_Text extract_.
--- Start ---
Progression in Sticker Star comes from obtaining special stickers, which start out as ‘real’ items that you’ll find when pottering around its six large worlds, transformed by flinging them at a wall in the presence of an amusingly dodgy Toad. To solve puzzles, these unique items are combined with Mario’s ability to ‘paperise’ the screen, which turns this intricate pop-up three-dimensional world into a flat 2D plane and allows him to press stickers onto marked parts of the stage. Put the right item into the right place, like a radiator near a snowed-in building, and you’re laughing.

Often, though, you’ll simply find yourself backtracking through levels because you don’t have the right bloody sticker, with many chunks of your magical album hidden in bizarre, unexpected places. It certainly doesn’t help that your spangly, forgettable companion is absolutely no help when you’re at your most bothered – despite the left bumper being designed to provide assistance – and her frequent reminders to just paperise things smacks more of stewed condescension than any real insight. Because knowing to paperise is never the problem: the problem is in finding the doohickies and wotsits you’re supposed to be using in the process.
--- End ---
_Supplied material_.
--- Start ---
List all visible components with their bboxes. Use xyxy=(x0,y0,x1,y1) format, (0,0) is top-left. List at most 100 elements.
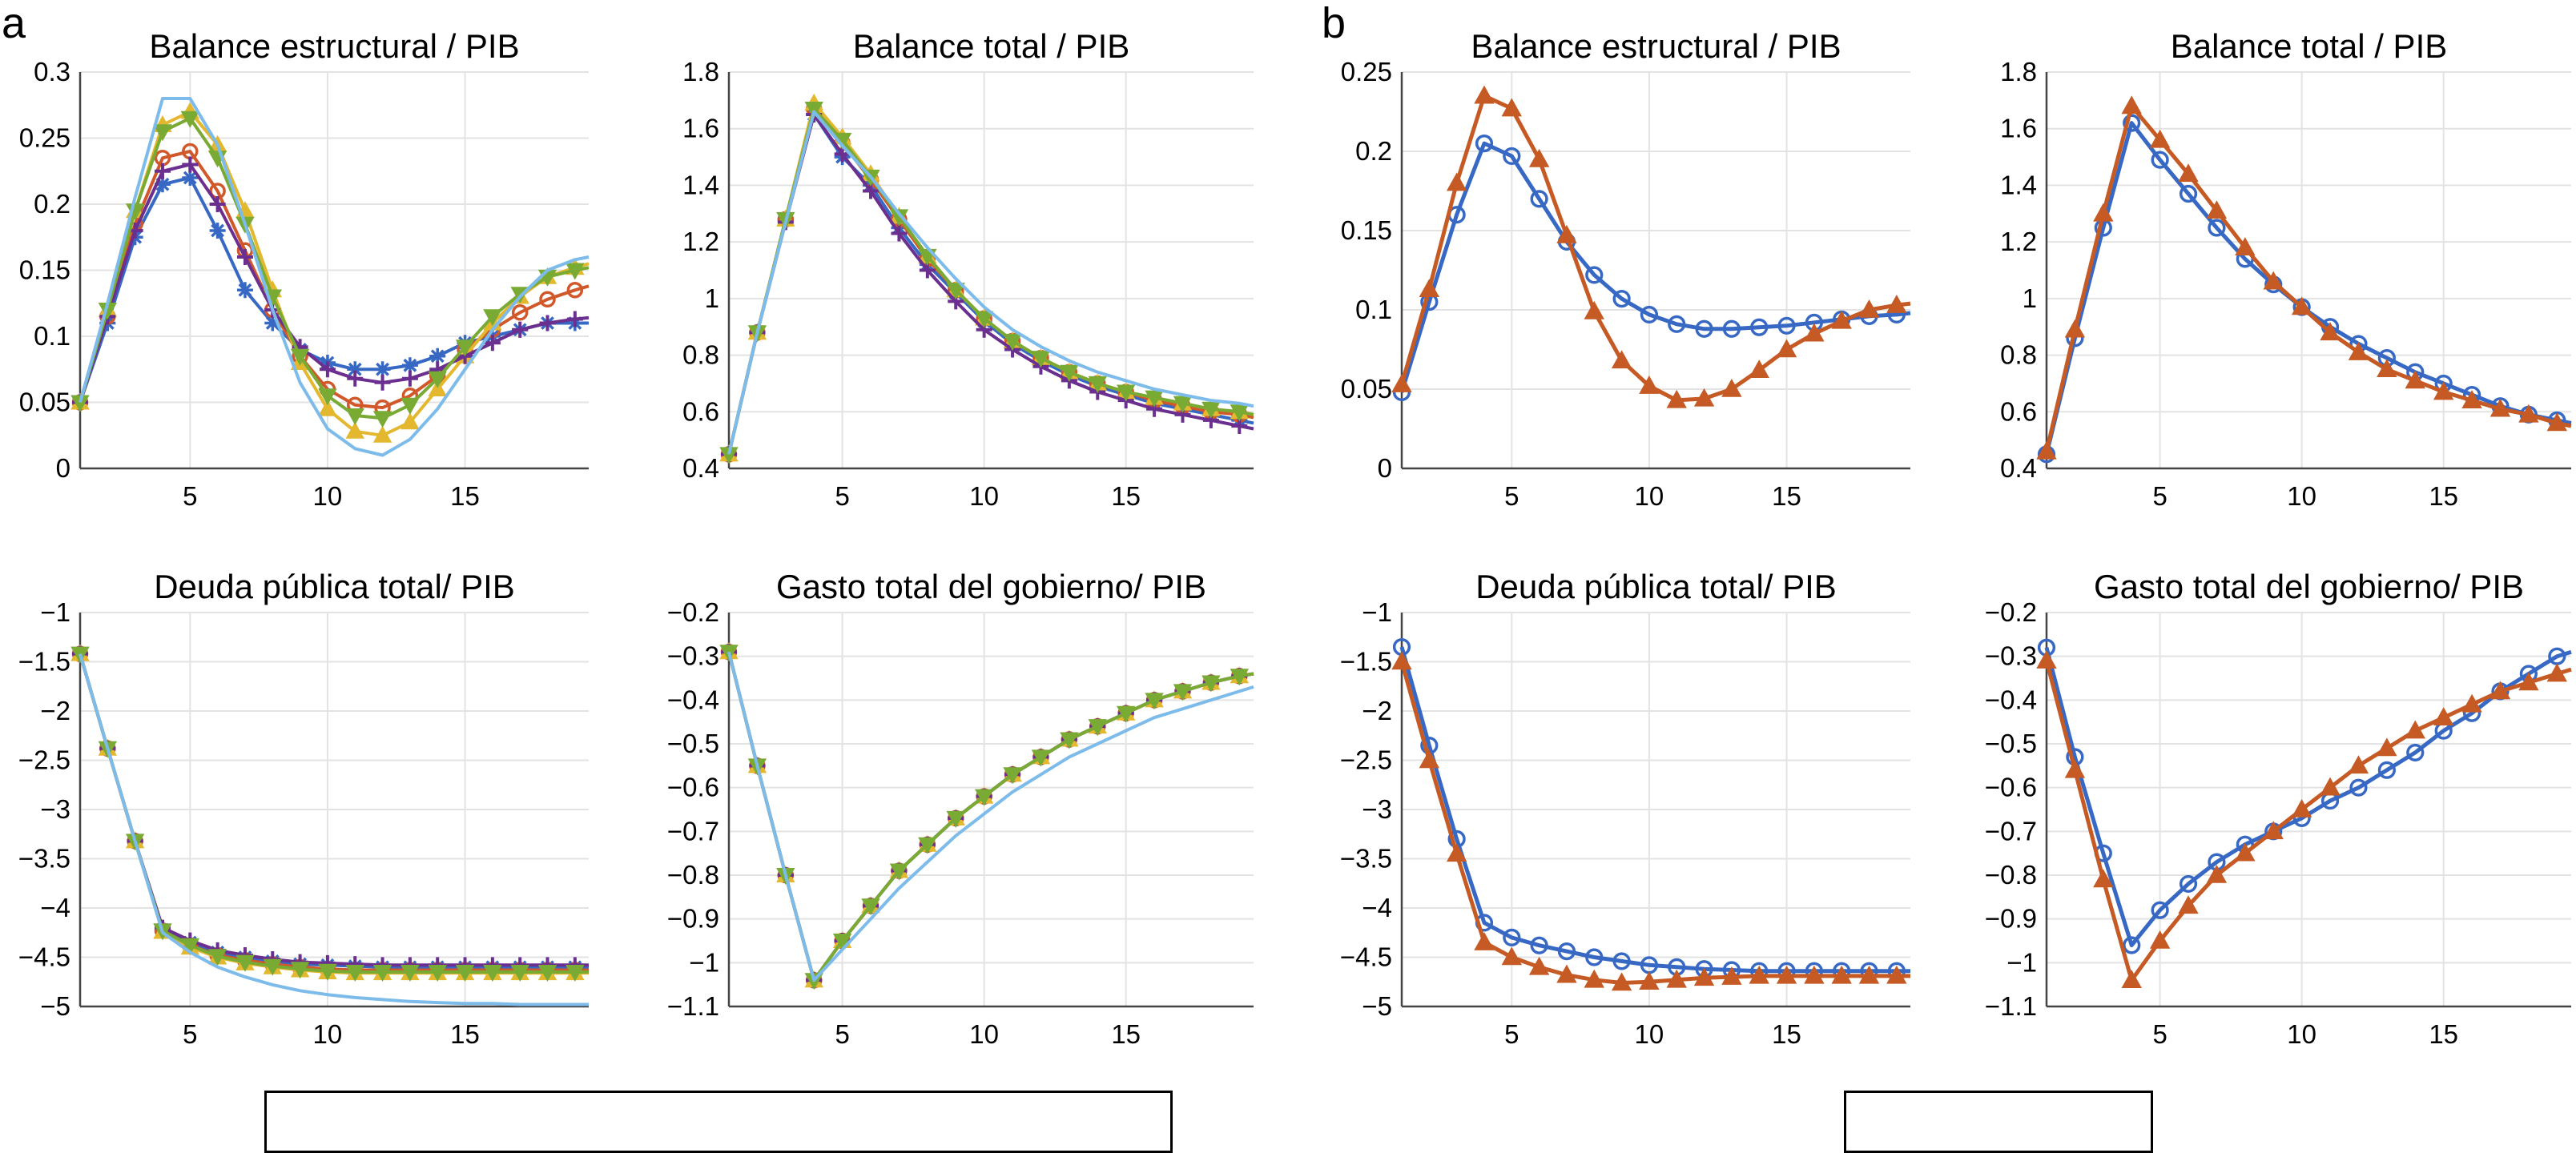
--- End ---
_Problems and tasks_.
#1 In the Sticker Star review extract, what does Mario's ability to "paperise" the screen do?
#2 Proceed with the Sticker Star review extract, picking up right after its final sentence.

_Task-by-task results_.
#1 It turns the intricate pop-up three-dimensional world into a flat 2D plane and allows him to press stickers onto marked parts of the stage.

#2
Sticker Star’s difficulty doesn’t come from challenge or confusion, then, but rather it tests your patience by throwing you through yet another laborious, meandering slog. How I often longed for a level where you just went from A to B and collected something shiny at the end. Nintendo is famous for making family-friendly games, but at one point I muttered a string of expletives so explicit it would have caused Mary Whitehouse (RIP) to spontaneously combust.

This is a long game, and it’s one padded out with turn-based fights reminiscent of the earlier games in the series as opposed to Super Paper Mario’s iffy real-time combat. Yet the system is pared back to the extreme, ditching most of the bonuses and rewards conferred by a traditional role-playing system. Mario isn’t cutting through swathes of enemies to gain levels and boost stats, and the system’s one and only complexity comes from the rhythmic tapping of your A button in tune with each stickers’ attack.

Much like with those weary puzzles, every attack in the game – such as Paper Mario’s classic jump, hammer or green shell – comes from its own one-use sticker. It’s a neat idea, and the world is scattered with enough stickers that you’ll always be using a variety of attacks on the game’s detailed and imaginative roster of foes, but the novelty quickly wears off and you’re left with a set of mechanics packed with imagination but sadly lacking in tactics.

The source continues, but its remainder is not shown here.